◆ RECORDS FOR THE TASK:
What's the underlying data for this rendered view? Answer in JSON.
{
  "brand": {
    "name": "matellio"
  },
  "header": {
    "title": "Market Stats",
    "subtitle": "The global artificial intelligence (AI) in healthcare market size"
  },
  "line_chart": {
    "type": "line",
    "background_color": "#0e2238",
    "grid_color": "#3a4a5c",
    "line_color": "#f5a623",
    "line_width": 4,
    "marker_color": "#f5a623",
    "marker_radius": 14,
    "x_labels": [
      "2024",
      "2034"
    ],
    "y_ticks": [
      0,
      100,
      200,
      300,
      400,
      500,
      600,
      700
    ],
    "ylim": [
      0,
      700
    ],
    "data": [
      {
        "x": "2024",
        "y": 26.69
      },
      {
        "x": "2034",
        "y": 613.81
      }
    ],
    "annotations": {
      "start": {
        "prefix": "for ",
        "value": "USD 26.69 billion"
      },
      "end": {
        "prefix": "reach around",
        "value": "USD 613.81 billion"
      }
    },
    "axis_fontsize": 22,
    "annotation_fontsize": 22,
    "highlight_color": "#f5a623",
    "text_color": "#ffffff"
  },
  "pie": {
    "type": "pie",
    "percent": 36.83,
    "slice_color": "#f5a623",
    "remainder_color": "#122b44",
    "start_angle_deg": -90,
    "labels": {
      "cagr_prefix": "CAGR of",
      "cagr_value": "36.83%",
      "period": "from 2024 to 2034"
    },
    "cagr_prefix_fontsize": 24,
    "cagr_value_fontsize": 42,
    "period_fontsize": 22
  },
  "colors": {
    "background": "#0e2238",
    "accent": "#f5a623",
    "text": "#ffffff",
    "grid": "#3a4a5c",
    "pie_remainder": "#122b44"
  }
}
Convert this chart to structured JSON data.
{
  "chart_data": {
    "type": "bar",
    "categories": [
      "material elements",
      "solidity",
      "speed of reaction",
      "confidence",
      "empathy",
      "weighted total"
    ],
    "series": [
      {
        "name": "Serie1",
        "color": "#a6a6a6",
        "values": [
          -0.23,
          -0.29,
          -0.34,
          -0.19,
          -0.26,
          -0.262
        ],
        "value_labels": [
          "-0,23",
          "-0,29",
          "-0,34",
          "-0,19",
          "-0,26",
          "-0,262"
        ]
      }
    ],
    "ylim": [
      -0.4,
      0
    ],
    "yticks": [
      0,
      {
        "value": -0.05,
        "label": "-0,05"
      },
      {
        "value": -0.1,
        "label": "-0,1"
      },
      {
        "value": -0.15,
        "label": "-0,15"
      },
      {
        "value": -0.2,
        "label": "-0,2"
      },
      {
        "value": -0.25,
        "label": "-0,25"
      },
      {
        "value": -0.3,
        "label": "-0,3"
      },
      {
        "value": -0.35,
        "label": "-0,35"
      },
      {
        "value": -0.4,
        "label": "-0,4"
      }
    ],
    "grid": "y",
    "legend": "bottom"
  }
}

◆ EXERCISE INSTRUCTIONS:
Reply with nothing but the number of lines that contain the word "billion".

◆ FULL ANSWER:
2